## What this task involves
In the records below, find each line with the word "print" and copy it.

────

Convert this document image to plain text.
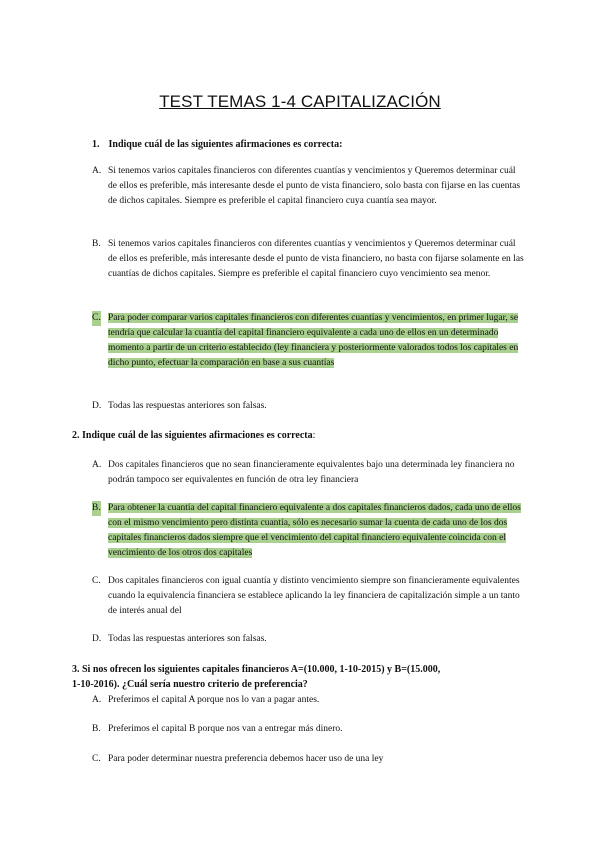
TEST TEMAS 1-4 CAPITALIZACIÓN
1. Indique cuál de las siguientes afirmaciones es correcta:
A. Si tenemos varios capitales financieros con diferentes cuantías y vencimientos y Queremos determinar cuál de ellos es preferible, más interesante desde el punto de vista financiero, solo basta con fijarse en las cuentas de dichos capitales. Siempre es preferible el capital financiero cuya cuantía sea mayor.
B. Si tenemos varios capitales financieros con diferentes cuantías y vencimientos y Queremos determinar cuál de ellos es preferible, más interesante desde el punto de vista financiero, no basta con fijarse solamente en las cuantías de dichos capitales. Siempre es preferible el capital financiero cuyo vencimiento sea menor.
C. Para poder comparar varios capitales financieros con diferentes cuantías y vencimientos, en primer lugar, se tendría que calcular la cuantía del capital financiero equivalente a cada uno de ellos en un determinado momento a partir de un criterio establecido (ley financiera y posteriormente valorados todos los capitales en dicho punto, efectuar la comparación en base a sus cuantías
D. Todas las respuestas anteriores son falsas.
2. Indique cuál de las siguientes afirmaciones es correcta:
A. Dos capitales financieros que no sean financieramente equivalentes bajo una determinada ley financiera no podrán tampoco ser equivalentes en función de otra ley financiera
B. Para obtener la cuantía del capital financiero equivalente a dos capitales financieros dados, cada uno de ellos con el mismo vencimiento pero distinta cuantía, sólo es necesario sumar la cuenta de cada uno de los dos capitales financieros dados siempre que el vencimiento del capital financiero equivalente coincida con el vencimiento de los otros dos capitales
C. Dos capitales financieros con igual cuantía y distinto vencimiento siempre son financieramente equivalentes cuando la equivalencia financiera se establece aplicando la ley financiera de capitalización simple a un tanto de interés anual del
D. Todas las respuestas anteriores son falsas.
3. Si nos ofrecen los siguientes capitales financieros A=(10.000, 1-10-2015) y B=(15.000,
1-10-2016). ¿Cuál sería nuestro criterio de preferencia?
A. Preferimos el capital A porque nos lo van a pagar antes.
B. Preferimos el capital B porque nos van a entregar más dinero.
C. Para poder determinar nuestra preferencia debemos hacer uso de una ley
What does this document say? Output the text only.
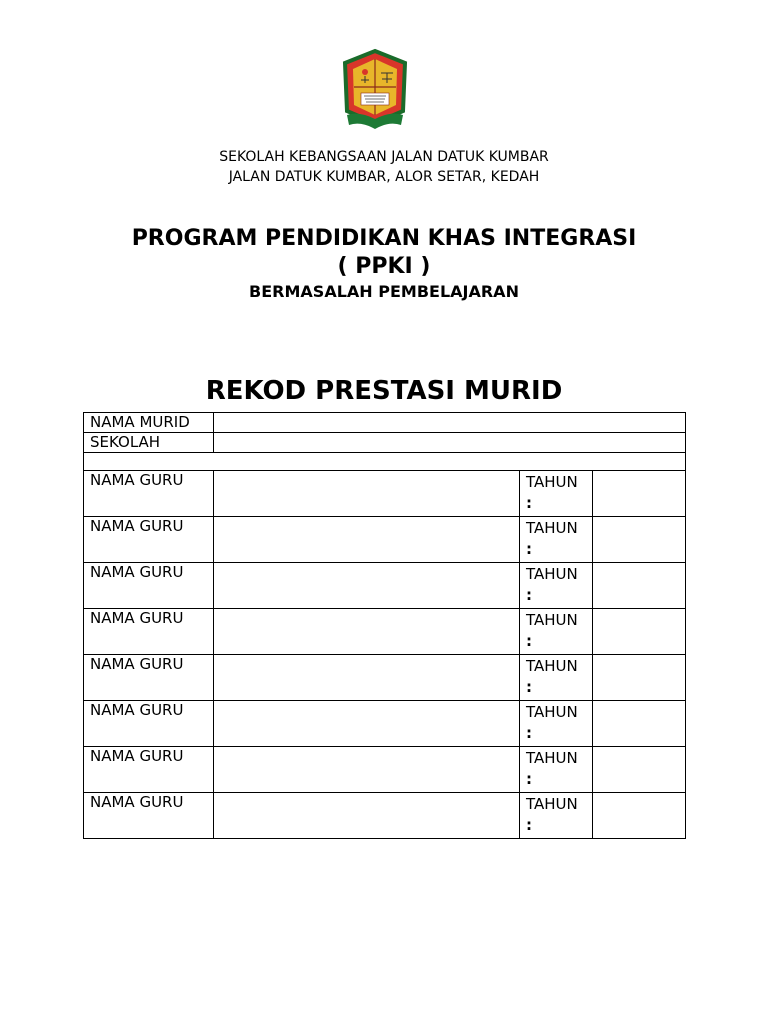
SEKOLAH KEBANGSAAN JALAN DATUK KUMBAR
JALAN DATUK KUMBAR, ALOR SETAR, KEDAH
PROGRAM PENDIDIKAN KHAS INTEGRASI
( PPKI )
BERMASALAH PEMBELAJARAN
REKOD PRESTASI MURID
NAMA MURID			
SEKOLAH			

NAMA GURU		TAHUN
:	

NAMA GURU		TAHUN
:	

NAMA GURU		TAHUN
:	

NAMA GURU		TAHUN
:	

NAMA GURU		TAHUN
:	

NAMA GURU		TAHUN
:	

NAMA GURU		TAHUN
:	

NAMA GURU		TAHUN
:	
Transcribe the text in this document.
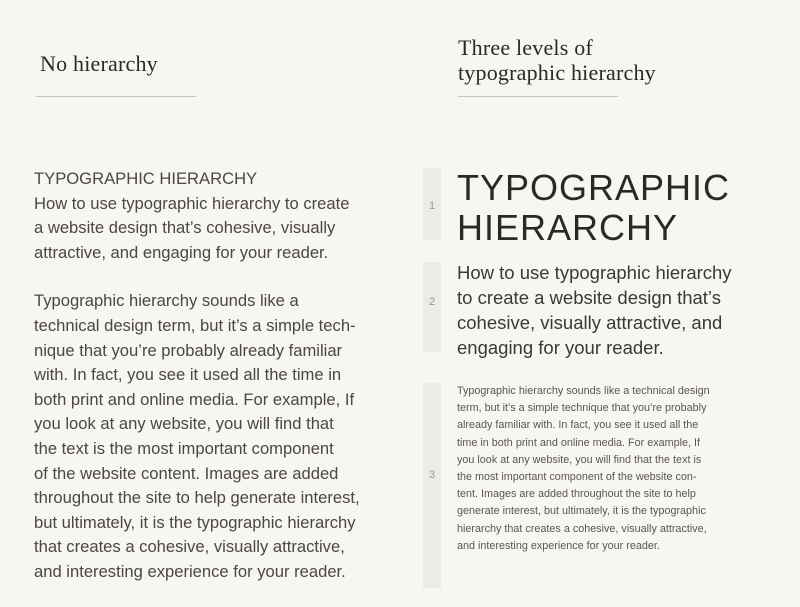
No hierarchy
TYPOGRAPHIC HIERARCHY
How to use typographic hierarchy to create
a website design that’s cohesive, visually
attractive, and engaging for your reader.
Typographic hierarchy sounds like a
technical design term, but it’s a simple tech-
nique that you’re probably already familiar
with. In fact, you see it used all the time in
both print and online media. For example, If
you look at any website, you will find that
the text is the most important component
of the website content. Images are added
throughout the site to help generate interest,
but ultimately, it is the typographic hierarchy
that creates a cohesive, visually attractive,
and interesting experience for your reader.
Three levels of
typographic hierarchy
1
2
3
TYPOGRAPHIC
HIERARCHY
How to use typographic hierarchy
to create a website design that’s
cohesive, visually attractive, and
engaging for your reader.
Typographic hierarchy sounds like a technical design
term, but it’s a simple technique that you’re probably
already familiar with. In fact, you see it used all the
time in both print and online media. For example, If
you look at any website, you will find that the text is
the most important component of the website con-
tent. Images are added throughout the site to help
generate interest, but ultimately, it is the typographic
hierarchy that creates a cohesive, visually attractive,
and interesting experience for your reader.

────

## Solution for this problem
both print and online media. For example, If
time in both print and online media. For example, If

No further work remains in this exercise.